● **GIVEN PROBLEM**
Could you print all the entries exactly?

+++ EXCERPTED DATA +++

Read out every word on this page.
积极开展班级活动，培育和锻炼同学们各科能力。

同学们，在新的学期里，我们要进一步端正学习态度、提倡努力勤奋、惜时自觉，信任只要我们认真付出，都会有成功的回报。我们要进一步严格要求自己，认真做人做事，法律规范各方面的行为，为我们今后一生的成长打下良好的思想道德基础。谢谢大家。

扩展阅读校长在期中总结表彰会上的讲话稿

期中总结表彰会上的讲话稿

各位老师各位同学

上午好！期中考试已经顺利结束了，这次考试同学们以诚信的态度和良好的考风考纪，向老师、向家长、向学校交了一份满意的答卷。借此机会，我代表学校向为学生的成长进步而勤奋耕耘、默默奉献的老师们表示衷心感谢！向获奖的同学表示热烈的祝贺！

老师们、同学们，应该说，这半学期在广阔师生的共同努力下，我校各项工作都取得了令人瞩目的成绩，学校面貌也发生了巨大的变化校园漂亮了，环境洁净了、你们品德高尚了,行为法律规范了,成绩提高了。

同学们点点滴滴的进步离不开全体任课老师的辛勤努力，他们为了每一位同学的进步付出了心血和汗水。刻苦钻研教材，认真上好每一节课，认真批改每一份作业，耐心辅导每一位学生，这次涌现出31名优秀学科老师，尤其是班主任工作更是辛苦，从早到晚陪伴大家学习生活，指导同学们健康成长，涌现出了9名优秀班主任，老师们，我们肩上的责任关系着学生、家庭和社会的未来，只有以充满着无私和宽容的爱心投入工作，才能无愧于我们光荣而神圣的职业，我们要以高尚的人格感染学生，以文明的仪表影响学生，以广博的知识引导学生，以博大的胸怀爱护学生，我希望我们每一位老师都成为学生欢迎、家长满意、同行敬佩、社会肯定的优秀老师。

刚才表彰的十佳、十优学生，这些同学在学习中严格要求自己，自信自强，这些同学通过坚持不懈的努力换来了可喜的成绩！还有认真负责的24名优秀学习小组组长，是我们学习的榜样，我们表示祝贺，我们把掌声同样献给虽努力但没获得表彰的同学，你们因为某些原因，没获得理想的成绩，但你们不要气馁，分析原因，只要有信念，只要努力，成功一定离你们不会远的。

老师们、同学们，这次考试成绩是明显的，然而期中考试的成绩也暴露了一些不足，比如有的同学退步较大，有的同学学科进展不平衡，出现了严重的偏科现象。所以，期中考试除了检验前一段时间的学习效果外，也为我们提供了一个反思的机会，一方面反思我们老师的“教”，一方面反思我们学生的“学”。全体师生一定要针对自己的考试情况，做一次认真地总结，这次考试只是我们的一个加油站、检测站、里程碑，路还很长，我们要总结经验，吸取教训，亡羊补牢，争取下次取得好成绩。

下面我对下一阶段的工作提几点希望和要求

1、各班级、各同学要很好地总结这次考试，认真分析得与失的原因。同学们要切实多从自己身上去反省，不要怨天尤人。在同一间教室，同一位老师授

+++

● **SOLUTION TO THIS PROBLEM**
Read out every word on this page.
积极开展班级活动，培育和锻炼同学们各科能力。

同学们，在新的学期里，我们要进一步端正学习态度、提倡努力勤奋、惜时自觉，信任只要我们认真付出，都会有成功的回报。我们要进一步严格要求自己，认真做人做事，法律规范各方面的行为，为我们今后一生的成长打下良好的思想道德基础。谢谢大家。

扩展阅读校长在期中总结表彰会上的讲话稿

期中总结表彰会上的讲话稿

各位老师各位同学

上午好！期中考试已经顺利结束了，这次考试同学们以诚信的态度和良好的考风考纪，向老师、向家长、向学校交了一份满意的答卷。借此机会，我代表学校向为学生的成长进步而勤奋耕耘、默默奉献的老师们表示衷心感谢！向获奖的同学表示热烈的祝贺！

老师们、同学们，应该说，这半学期在广阔师生的共同努力下，我校各项工作都取得了令人瞩目的成绩，学校面貌也发生了巨大的变化校园漂亮了，环境洁净了、你们品德高尚了,行为法律规范了,成绩提高了。

同学们点点滴滴的进步离不开全体任课老师的辛勤努力，他们为了每一位同学的进步付出了心血和汗水。刻苦钻研教材，认真上好每一节课，认真批改每一份作业，耐心辅导每一位学生，这次涌现出31名优秀学科老师，尤其是班主任工作更是辛苦，从早到晚陪伴大家学习生活，指导同学们健康成长，涌现出了9名优秀班主任，老师们，我们肩上的责任关系着学生、家庭和社会的未来，只有以充满着无私和宽容的爱心投入工作，才能无愧于我们光荣而神圣的职业，我们要以高尚的人格感染学生，以文明的仪表影响学生，以广博的知识引导学生，以博大的胸怀爱护学生，我希望我们每一位老师都成为学生欢迎、家长满意、同行敬佩、社会肯定的优秀老师。

刚才表彰的十佳、十优学生，这些同学在学习中严格要求自己，自信自强，这些同学通过坚持不懈的努力换来了可喜的成绩！还有认真负责的24名优秀学习小组组长，是我们学习的榜样，我们表示祝贺，我们把掌声同样献给虽努力但没获得表彰的同学，你们因为某些原因，没获得理想的成绩，但你们不要气馁，分析原因，只要有信念，只要努力，成功一定离你们不会远的。

老师们、同学们，这次考试成绩是明显的，然而期中考试的成绩也暴露了一些不足，比如有的同学退步较大，有的同学学科进展不平衡，出现了严重的偏科现象。所以，期中考试除了检验前一段时间的学习效果外，也为我们提供了一个反思的机会，一方面反思我们老师的“教”，一方面反思我们学生的“学”。全体师生一定要针对自己的考试情况，做一次认真地总结，这次考试只是我们的一个加油站、检测站、里程碑，路还很长，我们要总结经验，吸取教训，亡羊补牢，争取下次取得好成绩。

下面我对下一阶段的工作提几点希望和要求

1、各班级、各同学要很好地总结这次考试，认真分析得与失的原因。同学们要切实多从自己身上去反省，不要怨天尤人。在同一间教室，同一位老师授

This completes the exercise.